### Task
Locate each line below that includes "JSON" and reproduce it.

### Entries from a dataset
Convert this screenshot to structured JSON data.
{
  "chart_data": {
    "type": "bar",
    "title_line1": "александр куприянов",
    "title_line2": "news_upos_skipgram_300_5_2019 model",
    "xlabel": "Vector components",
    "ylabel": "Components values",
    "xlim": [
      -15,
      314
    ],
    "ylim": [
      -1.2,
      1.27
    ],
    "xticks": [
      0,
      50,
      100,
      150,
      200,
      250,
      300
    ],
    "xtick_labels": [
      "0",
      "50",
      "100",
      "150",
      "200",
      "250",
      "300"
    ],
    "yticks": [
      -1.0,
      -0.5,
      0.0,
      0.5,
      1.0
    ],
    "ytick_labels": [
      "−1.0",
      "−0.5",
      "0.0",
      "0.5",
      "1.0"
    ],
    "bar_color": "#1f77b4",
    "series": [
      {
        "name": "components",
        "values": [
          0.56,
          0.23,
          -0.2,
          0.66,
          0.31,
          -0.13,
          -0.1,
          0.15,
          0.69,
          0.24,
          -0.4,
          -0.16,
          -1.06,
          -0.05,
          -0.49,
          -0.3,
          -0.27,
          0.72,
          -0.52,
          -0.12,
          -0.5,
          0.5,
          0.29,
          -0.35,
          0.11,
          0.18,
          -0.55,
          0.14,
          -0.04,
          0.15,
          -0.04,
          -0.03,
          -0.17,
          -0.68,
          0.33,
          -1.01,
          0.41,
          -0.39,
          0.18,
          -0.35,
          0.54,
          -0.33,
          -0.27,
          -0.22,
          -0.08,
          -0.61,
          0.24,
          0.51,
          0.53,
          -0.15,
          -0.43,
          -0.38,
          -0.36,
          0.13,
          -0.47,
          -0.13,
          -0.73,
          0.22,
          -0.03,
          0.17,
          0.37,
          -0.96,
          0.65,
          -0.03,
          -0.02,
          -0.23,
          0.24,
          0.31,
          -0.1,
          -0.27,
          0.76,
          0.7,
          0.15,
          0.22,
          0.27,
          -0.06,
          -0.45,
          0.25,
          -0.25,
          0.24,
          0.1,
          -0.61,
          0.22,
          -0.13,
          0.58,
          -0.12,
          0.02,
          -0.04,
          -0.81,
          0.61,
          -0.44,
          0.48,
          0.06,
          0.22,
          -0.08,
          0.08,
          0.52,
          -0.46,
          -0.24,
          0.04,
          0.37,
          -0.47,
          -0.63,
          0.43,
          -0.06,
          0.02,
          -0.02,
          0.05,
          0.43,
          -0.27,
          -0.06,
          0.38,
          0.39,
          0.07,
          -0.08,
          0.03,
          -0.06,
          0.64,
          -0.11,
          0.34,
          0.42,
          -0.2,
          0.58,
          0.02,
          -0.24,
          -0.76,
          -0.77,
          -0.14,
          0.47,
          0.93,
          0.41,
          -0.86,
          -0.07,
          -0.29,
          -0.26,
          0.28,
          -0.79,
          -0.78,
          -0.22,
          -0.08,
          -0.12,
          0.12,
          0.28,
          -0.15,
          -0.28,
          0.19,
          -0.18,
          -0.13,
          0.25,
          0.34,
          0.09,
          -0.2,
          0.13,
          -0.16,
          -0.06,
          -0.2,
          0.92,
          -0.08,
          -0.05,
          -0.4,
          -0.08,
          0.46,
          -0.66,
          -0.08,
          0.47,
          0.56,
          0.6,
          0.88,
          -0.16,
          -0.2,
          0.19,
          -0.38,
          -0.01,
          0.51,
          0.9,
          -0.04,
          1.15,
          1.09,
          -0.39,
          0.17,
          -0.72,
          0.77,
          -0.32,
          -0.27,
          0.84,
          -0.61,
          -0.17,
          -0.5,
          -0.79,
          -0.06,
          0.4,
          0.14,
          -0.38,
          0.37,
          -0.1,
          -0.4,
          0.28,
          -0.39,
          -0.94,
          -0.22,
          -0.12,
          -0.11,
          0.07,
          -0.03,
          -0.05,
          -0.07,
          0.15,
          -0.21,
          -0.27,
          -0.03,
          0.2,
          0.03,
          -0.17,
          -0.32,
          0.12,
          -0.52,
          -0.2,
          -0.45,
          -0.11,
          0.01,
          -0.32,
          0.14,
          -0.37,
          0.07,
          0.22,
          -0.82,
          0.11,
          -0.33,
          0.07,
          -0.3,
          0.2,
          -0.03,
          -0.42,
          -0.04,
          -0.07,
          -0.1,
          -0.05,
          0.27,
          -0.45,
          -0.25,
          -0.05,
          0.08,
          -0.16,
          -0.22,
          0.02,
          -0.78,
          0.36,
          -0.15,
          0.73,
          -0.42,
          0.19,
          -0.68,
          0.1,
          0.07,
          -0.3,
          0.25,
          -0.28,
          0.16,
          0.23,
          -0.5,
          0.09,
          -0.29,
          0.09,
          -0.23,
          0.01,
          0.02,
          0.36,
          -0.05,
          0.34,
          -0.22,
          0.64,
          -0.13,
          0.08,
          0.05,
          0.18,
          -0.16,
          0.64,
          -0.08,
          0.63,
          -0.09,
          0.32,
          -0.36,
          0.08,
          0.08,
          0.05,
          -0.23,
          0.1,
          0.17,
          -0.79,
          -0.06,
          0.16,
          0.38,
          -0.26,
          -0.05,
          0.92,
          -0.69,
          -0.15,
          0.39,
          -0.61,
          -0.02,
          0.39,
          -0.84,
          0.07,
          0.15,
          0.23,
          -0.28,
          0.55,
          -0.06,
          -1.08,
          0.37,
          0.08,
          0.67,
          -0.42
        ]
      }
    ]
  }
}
--
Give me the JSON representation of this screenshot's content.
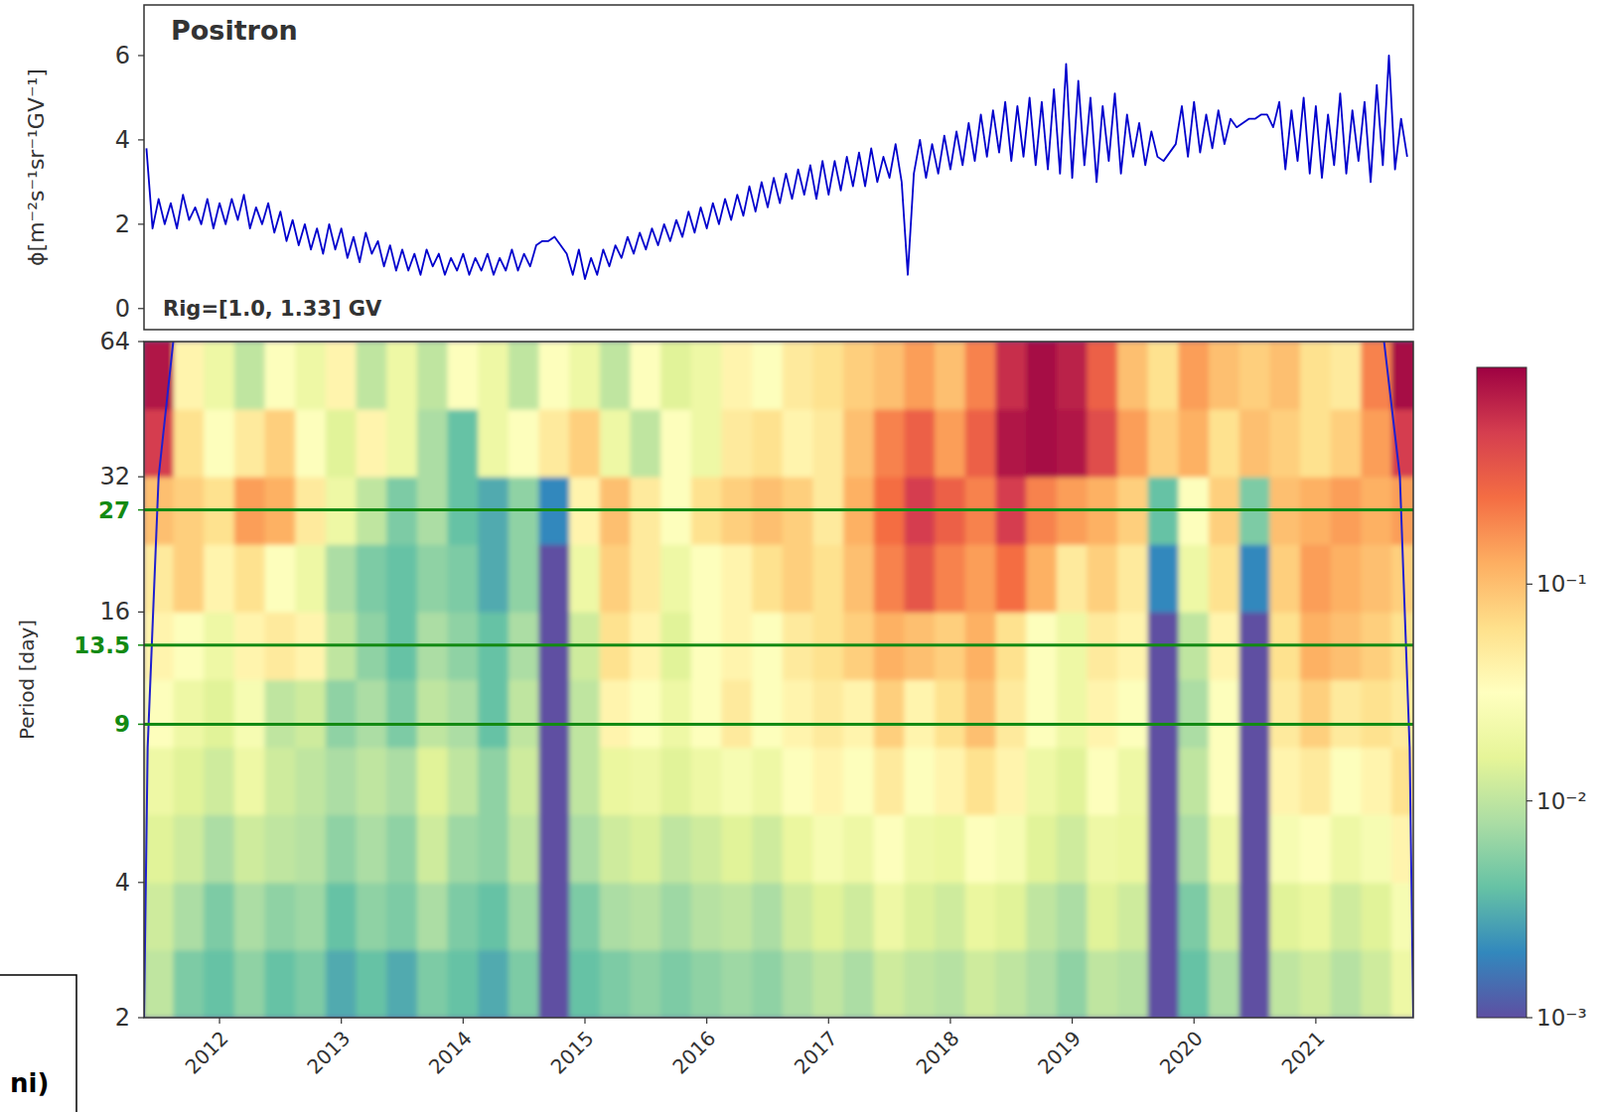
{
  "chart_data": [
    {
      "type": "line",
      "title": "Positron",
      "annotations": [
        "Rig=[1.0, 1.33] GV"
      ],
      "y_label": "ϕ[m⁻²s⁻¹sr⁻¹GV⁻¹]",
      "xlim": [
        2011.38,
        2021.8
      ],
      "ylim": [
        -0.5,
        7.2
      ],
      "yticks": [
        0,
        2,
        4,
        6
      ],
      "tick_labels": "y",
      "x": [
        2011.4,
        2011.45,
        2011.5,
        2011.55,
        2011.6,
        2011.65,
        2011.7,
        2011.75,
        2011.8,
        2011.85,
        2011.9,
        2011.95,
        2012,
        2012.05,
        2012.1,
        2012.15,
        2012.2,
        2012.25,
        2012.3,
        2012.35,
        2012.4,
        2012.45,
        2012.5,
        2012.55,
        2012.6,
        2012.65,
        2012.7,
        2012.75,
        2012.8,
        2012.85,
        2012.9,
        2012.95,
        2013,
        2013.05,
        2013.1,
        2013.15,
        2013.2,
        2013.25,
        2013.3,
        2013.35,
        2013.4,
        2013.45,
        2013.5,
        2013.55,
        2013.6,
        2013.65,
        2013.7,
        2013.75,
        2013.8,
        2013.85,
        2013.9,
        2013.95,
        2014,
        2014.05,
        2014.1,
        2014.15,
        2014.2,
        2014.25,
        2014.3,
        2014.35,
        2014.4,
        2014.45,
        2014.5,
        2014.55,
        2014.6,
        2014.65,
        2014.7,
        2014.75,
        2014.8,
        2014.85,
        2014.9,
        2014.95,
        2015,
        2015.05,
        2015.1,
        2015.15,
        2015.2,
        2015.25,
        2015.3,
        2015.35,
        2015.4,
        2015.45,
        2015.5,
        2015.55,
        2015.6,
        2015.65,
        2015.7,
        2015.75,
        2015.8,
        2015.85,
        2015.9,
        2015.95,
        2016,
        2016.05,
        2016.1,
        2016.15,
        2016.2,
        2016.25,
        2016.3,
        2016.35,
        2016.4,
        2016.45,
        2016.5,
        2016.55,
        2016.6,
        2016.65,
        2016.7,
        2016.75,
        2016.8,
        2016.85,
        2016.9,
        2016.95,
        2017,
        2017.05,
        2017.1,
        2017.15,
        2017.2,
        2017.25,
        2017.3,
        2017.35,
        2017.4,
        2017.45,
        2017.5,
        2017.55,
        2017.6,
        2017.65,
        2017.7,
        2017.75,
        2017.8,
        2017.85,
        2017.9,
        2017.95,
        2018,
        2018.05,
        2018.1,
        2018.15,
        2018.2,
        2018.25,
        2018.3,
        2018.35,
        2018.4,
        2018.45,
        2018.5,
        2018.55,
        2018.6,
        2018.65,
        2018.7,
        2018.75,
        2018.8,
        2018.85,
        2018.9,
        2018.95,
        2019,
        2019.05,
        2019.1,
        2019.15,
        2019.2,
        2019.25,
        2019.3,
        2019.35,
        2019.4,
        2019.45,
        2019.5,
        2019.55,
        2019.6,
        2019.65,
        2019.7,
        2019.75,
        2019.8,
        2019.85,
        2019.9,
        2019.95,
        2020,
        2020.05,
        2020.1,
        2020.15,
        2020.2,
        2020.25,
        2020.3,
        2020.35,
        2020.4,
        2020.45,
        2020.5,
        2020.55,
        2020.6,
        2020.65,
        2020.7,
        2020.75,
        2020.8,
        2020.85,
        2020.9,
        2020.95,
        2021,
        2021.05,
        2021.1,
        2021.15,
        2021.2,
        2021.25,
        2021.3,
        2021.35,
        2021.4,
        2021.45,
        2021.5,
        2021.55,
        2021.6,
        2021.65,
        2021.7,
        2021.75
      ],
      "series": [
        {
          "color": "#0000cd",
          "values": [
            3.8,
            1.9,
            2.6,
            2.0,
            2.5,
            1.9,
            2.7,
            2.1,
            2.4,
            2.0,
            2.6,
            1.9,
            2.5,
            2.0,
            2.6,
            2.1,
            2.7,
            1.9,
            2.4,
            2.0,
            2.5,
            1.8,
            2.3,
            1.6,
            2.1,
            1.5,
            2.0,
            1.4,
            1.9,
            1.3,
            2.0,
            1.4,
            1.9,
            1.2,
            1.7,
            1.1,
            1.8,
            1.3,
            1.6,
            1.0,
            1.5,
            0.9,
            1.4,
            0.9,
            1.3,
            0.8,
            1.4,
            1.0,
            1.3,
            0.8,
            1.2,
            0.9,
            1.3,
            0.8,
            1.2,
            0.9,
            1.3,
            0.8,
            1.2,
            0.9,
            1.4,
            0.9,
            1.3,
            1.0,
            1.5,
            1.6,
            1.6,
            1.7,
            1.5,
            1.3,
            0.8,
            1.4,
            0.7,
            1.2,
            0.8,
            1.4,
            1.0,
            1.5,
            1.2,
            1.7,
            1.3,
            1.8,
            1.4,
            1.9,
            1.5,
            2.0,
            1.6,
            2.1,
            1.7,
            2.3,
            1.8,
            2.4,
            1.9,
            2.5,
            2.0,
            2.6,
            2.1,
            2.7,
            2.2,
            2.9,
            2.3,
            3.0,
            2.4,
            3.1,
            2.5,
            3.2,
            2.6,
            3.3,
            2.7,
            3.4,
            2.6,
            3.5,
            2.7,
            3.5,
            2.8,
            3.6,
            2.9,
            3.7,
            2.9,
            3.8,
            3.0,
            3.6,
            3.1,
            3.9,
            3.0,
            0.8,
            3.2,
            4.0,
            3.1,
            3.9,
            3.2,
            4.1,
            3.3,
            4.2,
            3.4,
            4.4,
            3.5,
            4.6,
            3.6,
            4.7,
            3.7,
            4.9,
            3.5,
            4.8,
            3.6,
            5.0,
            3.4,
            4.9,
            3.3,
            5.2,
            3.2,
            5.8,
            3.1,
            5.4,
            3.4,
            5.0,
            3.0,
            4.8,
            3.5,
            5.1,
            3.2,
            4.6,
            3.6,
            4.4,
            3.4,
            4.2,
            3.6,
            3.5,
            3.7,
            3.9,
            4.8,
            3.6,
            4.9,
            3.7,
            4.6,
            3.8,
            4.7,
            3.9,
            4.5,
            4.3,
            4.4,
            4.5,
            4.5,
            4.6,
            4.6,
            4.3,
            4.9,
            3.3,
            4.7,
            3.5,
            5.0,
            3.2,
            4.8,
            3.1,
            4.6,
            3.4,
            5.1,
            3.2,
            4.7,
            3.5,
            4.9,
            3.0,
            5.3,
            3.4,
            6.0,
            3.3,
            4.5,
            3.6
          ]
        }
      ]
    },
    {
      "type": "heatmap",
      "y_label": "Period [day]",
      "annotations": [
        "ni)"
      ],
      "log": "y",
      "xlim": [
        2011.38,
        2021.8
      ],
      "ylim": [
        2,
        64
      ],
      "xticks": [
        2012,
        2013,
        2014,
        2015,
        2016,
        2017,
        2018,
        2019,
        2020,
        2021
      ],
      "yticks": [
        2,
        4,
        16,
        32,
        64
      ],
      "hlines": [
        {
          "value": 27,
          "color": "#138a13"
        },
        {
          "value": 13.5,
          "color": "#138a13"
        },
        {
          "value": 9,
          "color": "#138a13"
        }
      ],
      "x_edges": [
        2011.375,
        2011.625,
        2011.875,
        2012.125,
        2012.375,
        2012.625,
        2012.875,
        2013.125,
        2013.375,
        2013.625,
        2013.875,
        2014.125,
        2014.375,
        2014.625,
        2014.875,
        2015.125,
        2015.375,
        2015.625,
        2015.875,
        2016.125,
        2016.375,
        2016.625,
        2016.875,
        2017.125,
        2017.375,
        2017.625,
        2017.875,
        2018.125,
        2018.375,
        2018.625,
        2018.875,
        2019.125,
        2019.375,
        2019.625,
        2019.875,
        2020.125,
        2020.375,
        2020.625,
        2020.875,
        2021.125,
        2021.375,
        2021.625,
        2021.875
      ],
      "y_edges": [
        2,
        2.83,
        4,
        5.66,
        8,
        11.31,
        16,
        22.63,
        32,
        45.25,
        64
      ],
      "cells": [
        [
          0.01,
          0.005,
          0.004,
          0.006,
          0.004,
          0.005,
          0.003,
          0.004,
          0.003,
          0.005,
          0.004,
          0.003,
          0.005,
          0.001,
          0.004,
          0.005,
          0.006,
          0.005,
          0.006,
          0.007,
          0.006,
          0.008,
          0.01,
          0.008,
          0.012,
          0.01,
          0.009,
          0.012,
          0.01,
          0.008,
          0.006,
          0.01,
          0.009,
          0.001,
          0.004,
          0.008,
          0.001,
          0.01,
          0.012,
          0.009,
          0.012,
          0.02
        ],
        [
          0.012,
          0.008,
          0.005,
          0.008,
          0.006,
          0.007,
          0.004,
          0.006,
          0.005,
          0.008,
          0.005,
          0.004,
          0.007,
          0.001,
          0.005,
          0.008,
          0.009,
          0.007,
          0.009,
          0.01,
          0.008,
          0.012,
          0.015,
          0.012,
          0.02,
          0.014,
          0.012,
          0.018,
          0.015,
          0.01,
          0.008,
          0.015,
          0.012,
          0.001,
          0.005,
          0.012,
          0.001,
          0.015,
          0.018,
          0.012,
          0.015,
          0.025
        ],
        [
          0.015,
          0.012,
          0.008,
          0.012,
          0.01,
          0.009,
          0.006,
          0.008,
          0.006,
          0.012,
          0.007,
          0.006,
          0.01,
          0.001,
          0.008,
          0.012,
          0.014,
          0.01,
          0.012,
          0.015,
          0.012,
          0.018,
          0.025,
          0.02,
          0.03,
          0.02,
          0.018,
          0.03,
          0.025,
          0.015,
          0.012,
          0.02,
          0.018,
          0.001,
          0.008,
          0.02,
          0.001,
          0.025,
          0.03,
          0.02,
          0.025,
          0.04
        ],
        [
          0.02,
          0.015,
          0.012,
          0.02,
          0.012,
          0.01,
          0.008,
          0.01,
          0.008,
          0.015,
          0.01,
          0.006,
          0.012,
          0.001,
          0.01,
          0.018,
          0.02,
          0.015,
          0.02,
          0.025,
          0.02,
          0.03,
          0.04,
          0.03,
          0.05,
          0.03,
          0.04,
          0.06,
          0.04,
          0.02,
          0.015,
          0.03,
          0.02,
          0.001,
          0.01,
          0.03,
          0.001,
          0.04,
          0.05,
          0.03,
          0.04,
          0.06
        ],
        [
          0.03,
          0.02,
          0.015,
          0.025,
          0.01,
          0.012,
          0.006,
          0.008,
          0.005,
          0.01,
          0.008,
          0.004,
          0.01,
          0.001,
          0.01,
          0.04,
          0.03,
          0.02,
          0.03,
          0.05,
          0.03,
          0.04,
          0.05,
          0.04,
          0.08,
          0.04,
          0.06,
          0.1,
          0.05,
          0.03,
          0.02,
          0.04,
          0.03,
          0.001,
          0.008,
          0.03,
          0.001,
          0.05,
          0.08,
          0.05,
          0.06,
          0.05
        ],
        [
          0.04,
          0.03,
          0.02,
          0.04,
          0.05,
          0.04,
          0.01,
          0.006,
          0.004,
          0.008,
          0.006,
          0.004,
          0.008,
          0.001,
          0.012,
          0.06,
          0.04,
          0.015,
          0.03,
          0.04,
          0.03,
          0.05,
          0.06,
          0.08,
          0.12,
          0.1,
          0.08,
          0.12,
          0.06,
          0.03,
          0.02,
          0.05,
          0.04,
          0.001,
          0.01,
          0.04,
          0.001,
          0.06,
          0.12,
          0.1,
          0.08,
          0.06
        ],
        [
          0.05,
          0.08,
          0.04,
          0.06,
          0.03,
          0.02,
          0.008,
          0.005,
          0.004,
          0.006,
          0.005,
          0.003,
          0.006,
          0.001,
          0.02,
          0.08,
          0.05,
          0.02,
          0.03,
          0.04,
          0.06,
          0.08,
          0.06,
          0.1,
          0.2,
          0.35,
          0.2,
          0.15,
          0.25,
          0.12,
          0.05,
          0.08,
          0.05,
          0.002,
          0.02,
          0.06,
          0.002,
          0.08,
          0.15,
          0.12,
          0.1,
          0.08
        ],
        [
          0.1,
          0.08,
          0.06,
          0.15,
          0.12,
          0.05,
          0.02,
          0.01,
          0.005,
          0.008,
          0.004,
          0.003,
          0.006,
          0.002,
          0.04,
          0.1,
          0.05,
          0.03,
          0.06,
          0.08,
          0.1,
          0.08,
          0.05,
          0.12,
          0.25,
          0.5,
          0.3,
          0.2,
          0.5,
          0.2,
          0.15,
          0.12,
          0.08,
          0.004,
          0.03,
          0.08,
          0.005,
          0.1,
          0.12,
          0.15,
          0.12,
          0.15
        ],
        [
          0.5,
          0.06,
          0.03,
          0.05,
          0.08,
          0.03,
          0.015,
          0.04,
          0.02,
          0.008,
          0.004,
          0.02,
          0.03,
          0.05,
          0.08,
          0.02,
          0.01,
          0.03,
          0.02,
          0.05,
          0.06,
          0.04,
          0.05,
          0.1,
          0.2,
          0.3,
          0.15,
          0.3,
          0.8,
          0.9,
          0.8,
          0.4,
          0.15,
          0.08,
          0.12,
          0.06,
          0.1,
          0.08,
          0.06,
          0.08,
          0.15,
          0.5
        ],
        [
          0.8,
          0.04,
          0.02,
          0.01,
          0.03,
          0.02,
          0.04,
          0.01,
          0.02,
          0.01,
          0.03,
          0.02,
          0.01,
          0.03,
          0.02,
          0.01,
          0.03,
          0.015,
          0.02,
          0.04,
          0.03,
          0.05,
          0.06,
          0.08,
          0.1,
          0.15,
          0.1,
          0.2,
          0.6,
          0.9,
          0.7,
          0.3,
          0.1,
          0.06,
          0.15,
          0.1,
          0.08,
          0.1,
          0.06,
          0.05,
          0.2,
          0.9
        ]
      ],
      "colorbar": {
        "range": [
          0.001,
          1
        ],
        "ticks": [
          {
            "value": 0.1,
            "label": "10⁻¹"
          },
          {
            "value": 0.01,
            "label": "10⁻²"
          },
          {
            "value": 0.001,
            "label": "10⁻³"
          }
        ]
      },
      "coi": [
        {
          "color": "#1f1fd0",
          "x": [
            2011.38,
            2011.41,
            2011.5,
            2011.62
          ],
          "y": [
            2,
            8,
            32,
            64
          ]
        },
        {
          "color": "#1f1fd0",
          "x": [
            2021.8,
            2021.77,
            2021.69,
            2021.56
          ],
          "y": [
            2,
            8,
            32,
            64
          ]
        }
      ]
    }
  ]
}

### Solution below
Convert this screenshot to structured JSON data.
Give me the JSON representation of this screenshot's content.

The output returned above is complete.